Exercise prompt
Collect from the data below each line with "Output".

Stored data
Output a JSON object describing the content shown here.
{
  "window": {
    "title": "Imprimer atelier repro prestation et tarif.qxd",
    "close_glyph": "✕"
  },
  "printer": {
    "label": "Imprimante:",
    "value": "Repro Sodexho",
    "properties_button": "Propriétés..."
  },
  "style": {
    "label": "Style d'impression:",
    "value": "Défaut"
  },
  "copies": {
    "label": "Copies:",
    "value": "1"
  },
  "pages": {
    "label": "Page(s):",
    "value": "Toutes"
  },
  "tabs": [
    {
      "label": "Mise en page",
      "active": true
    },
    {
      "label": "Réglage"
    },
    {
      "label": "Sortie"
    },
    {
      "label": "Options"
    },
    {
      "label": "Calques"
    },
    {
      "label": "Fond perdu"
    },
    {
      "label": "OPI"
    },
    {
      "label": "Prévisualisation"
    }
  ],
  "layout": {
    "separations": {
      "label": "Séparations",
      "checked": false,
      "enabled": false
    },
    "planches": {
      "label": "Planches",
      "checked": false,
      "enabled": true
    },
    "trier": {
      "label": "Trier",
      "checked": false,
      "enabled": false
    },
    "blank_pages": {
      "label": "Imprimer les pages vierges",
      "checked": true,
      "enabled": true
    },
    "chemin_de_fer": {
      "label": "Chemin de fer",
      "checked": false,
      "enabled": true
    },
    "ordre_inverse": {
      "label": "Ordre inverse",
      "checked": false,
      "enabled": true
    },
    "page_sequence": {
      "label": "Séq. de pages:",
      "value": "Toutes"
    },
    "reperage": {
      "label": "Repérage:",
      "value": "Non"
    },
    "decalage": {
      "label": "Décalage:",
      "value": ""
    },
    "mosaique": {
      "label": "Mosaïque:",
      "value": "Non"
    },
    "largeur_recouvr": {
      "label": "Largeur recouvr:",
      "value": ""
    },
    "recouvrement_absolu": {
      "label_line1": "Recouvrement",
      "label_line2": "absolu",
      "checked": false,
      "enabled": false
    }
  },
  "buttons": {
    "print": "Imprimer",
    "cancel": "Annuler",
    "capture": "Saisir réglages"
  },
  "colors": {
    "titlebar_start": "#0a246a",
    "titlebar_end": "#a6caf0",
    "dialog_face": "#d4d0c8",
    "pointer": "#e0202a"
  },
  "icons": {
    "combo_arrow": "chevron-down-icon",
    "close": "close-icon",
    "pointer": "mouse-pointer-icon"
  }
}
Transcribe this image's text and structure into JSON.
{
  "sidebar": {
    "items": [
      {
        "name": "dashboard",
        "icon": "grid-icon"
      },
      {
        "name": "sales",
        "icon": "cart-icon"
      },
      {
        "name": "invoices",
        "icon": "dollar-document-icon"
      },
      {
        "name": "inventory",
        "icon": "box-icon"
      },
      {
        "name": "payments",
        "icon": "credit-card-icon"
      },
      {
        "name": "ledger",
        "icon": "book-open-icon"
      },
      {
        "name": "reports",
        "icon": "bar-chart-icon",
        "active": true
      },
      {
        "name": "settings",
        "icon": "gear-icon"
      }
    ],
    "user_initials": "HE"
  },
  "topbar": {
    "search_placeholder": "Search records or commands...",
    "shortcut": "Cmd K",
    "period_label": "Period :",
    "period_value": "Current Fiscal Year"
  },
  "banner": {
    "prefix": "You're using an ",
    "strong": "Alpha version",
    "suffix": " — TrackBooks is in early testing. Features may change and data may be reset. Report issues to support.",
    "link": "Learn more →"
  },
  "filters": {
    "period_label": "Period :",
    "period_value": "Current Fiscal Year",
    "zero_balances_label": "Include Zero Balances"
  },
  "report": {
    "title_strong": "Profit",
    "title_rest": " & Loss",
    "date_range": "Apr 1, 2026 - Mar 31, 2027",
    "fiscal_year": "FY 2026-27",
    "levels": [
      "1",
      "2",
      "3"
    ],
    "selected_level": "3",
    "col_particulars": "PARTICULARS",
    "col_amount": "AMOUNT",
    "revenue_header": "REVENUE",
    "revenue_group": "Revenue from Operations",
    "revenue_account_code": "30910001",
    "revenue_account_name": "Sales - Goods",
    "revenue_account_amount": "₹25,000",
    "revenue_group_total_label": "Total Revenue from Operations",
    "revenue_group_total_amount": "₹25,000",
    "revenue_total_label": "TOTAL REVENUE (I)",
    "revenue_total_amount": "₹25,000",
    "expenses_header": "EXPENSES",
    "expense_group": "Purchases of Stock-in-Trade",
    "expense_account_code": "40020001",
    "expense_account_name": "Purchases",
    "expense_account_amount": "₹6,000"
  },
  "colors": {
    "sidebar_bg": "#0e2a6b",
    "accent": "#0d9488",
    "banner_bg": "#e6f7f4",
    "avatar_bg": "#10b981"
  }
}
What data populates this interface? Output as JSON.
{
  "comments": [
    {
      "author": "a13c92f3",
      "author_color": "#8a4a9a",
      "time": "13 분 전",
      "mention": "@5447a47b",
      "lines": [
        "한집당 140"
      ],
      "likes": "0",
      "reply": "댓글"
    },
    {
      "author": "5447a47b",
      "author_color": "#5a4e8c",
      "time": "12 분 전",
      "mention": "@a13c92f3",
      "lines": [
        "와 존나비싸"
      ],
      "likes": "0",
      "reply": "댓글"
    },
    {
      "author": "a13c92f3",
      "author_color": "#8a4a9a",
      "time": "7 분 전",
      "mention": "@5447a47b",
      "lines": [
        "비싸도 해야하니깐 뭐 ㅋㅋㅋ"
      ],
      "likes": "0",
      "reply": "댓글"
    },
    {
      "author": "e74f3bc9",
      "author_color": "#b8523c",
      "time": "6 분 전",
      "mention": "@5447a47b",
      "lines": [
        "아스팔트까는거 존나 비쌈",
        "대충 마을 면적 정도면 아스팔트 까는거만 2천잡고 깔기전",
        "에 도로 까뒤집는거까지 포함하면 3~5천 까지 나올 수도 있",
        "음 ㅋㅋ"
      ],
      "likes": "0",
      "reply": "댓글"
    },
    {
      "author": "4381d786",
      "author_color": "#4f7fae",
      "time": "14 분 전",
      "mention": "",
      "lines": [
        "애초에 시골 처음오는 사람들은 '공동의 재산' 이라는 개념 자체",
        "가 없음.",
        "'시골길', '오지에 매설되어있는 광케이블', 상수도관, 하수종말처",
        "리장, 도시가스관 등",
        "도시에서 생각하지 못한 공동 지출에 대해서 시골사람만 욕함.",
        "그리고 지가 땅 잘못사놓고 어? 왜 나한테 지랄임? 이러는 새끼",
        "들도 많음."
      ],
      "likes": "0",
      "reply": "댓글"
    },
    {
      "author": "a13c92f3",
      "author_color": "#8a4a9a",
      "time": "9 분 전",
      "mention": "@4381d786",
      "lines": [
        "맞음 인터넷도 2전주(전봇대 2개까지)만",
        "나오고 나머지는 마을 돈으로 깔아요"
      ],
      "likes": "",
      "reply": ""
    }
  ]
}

Response
Output a JSON object describing the content shown here.
What data populates this interface? Output as JSON.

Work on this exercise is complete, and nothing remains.